=== TASK BRIEF ===
Copy each line that holds "алюминия".

start DATA ENTRIES

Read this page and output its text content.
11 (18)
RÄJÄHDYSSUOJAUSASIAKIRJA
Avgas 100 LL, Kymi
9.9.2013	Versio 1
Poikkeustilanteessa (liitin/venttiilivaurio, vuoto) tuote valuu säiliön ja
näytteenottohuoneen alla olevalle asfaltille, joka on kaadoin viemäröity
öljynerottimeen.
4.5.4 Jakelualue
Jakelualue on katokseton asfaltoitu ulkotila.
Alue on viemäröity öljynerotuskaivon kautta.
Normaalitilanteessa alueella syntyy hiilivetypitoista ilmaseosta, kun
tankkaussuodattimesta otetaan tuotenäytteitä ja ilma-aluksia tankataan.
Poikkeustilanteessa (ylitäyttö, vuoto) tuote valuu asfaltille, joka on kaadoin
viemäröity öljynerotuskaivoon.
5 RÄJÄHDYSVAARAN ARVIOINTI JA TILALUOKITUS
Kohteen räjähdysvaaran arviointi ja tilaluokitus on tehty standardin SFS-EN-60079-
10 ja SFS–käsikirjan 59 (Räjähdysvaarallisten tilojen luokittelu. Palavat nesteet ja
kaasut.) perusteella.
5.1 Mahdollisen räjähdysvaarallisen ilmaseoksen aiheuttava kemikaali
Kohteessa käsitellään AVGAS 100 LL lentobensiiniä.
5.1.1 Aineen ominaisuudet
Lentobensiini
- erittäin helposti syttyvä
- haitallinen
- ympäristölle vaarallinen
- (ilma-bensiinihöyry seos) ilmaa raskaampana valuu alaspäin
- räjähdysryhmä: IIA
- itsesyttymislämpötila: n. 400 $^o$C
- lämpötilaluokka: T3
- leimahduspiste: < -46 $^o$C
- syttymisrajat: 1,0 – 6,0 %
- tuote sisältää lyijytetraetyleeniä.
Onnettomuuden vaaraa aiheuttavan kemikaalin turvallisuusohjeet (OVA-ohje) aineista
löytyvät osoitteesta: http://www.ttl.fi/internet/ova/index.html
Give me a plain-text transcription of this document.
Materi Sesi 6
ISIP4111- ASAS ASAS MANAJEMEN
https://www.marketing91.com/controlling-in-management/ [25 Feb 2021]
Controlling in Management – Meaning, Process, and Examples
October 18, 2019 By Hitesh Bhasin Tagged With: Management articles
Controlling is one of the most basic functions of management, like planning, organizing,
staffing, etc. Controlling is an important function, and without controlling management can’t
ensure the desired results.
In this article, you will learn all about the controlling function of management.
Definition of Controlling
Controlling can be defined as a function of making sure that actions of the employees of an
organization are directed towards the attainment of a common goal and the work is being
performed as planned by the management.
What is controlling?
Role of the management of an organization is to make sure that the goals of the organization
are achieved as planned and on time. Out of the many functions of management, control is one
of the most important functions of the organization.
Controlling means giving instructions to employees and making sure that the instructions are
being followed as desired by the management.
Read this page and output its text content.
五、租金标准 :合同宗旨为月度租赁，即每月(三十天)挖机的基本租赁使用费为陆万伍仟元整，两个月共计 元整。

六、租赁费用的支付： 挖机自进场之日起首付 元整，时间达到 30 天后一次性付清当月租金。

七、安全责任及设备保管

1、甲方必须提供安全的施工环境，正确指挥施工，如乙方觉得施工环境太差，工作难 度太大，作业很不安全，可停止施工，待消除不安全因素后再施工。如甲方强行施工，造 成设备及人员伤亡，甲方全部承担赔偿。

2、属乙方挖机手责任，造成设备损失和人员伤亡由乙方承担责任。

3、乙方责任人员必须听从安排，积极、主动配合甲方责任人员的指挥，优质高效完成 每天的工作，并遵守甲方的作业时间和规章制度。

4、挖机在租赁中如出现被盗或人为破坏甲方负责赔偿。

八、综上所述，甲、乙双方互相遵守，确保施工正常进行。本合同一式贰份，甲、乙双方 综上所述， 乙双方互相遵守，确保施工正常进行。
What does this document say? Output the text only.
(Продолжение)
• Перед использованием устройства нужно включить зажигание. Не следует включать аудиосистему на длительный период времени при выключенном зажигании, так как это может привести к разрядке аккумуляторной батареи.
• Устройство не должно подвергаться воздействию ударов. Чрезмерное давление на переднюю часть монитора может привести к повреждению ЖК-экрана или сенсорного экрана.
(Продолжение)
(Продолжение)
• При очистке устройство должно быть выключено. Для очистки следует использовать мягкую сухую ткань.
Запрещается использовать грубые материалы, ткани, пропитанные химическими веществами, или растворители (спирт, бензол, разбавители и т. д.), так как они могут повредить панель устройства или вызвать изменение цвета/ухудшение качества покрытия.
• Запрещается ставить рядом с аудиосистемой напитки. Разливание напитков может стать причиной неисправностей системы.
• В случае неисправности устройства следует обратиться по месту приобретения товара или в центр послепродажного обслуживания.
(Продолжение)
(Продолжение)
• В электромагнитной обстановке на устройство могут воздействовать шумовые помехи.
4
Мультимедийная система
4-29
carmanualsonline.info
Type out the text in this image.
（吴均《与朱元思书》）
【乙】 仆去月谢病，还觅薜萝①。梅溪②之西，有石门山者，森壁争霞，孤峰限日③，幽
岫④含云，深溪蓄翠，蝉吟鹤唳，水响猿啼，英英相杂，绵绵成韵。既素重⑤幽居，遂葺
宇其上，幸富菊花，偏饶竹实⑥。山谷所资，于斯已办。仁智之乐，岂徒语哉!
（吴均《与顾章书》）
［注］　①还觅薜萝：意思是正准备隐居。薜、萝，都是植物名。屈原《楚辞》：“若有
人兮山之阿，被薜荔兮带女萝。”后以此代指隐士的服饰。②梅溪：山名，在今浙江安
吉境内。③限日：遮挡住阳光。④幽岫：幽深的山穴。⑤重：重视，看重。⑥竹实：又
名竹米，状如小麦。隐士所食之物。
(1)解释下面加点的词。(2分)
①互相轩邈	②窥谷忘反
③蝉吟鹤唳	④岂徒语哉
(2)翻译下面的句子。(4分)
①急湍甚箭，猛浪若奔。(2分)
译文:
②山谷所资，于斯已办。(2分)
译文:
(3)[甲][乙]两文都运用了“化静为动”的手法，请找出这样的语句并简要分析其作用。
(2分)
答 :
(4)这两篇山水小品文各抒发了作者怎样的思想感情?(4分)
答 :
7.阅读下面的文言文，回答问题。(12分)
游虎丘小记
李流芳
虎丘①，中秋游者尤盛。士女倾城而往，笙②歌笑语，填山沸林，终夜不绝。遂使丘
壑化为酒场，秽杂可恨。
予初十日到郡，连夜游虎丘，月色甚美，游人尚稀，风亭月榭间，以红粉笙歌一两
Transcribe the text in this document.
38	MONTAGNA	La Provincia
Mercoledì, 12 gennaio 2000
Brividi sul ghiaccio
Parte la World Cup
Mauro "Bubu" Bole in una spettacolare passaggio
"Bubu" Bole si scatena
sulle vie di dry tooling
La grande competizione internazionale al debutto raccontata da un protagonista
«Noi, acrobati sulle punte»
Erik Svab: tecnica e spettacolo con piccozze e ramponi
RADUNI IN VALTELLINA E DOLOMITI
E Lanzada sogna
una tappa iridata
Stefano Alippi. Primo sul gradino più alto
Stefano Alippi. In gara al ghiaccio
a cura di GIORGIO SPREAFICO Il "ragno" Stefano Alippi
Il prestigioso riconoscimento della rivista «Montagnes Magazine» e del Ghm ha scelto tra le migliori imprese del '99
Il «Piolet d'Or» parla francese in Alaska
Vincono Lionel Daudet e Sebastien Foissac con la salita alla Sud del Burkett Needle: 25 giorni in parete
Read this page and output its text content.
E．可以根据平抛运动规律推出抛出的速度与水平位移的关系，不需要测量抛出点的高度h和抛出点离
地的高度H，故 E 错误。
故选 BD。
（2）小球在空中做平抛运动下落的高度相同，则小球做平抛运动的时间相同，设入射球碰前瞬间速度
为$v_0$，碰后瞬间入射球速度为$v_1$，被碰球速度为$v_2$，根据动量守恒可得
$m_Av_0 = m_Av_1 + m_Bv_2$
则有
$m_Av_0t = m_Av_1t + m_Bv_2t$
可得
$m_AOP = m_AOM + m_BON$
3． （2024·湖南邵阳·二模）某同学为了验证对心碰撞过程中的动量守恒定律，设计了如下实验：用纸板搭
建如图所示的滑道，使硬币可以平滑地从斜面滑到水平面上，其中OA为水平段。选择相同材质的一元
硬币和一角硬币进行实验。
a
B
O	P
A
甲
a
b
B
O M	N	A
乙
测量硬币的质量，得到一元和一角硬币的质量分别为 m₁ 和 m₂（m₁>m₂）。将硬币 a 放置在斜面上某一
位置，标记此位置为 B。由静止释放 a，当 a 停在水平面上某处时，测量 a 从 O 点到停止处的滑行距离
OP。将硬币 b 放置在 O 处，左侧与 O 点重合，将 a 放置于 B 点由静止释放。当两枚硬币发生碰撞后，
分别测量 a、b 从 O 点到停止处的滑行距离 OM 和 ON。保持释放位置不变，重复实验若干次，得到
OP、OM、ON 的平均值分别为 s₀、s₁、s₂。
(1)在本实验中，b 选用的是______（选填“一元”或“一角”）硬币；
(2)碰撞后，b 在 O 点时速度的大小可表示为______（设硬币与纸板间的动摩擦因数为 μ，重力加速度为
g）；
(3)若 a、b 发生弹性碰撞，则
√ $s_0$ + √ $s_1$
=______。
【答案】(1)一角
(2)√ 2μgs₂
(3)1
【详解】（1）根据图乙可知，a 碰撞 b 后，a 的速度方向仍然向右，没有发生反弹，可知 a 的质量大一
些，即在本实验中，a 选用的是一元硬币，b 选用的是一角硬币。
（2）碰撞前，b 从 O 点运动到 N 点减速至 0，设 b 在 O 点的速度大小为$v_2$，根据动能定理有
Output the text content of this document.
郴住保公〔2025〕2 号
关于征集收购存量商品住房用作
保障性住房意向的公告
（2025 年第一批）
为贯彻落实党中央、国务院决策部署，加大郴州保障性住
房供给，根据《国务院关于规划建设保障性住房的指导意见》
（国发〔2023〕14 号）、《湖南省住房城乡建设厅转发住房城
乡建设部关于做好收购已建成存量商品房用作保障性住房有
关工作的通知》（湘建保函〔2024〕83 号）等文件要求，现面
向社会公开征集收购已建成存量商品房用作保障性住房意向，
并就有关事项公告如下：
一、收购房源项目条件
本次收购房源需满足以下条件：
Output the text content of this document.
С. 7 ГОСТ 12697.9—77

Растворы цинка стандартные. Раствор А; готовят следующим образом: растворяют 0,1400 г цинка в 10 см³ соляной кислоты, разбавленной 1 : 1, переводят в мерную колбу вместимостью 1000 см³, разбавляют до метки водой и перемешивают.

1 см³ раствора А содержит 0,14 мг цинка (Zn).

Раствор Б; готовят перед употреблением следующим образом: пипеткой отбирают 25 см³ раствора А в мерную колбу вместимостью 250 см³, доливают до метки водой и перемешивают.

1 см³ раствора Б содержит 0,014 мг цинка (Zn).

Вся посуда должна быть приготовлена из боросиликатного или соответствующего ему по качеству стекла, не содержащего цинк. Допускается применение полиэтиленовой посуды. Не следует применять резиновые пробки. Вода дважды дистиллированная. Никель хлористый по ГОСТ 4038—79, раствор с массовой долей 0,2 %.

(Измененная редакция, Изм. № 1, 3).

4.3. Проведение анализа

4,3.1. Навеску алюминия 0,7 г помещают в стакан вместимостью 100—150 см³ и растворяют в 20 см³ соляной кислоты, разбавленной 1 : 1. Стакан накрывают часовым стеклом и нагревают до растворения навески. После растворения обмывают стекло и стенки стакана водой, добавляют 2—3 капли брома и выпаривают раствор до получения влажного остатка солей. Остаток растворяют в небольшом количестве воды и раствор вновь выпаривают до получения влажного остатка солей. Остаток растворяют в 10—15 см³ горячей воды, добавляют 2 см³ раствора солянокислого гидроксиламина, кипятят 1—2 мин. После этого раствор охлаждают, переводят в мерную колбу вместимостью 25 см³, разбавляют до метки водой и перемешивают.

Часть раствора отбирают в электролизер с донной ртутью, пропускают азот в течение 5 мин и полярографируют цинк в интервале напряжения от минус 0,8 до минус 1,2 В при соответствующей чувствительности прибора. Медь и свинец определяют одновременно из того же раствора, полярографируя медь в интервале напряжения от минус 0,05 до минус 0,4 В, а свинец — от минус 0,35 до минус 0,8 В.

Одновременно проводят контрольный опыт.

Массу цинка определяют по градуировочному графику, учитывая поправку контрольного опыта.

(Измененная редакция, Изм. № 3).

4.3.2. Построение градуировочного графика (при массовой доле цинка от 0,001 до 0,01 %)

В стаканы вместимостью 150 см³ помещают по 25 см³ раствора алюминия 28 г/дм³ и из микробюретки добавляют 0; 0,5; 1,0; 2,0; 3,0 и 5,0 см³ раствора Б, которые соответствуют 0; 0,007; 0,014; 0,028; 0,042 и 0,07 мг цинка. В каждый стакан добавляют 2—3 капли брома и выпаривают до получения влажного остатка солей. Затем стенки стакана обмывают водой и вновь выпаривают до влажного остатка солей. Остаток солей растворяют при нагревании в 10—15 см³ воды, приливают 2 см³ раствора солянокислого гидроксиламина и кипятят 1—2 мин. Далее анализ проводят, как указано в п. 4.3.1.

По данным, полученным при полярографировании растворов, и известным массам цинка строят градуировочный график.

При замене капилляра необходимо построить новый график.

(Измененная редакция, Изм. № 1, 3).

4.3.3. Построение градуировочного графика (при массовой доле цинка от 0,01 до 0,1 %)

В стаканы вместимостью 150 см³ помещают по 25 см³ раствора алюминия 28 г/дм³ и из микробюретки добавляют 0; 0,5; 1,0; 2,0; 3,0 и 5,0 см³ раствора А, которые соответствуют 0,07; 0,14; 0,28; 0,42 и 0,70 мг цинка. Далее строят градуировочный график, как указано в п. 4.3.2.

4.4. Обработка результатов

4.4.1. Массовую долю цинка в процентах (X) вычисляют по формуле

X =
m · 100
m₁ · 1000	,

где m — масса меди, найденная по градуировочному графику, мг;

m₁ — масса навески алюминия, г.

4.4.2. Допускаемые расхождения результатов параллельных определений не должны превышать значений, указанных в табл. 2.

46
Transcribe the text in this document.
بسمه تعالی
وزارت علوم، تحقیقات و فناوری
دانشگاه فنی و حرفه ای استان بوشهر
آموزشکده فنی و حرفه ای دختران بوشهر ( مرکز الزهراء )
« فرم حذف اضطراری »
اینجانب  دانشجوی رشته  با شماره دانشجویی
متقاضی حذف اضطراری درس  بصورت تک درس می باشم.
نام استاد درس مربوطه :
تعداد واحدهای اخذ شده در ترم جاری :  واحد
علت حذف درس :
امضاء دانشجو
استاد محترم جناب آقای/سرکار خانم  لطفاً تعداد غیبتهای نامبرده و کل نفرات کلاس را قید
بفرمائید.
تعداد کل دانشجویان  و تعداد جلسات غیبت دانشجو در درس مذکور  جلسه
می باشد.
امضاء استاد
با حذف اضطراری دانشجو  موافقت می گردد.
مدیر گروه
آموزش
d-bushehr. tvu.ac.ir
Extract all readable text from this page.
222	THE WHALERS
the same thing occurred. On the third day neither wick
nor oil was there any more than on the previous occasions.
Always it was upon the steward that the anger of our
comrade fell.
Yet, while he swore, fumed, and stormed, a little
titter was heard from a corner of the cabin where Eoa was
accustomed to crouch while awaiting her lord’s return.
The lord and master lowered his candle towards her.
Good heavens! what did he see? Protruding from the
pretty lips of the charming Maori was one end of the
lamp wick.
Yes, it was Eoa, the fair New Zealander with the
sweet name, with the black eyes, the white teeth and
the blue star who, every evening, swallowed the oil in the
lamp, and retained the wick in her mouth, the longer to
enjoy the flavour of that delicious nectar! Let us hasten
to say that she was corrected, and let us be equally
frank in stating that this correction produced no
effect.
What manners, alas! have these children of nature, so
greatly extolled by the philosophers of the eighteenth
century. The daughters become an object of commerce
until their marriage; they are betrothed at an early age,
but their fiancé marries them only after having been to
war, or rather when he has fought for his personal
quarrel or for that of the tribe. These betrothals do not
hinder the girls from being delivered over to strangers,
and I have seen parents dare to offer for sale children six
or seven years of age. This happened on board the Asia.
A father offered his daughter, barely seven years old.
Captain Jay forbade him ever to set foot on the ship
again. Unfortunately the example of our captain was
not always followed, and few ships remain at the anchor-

end DATA ENTRIES

=== RESULT OF THE TASK ===
4,3.1. Навеску алюминия 0,7 г помещают в стакан вместимостью 100—150 см³ и растворяют в 20 см³ соляной кислоты, разбавленной 1 : 1. Стакан накрывают часовым стеклом и нагревают до растворения навески. После растворения обмывают стекло и стенки стакана водой, добавляют 2—3 капли брома и выпаривают раствор до получения влажного остатка солей. Остаток растворяют в небольшом количестве воды и раствор вновь выпаривают до получения влажного остатка солей. Остаток растворяют в 10—15 см³ горячей воды, добавляют 2 см³ раствора солянокислого гидроксиламина, кипятят 1—2 мин. После этого раствор охлаждают, переводят в мерную колбу вместимостью 25 см³, разбавляют до метки водой и перемешивают.
В стаканы вместимостью 150 см³ помещают по 25 см³ раствора алюминия 28 г/дм³ и из микробюретки добавляют 0; 0,5; 1,0; 2,0; 3,0 и 5,0 см³ раствора Б, которые соответствуют 0; 0,007; 0,014; 0,028; 0,042 и 0,07 мг цинка. В каждый стакан добавляют 2—3 капли брома и выпаривают до получения влажного остатка солей. Затем стенки стакана обмывают водой и вновь выпаривают до влажного остатка солей. Остаток солей растворяют при нагревании в 10—15 см³ воды, приливают 2 см³ раствора солянокислого гидроксиламина и кипятят 1—2 мин. Далее анализ проводят, как указано в п. 4.3.1.
В стаканы вместимостью 150 см³ помещают по 25 см³ раствора алюминия 28 г/дм³ и из микробюретки добавляют 0; 0,5; 1,0; 2,0; 3,0 и 5,0 см³ раствора А, которые соответствуют 0,07; 0,14; 0,28; 0,42 и 0,70 мг цинка. Далее строят градуировочный график, как указано в п. 4.3.2.
m₁ — масса навески алюминия, г.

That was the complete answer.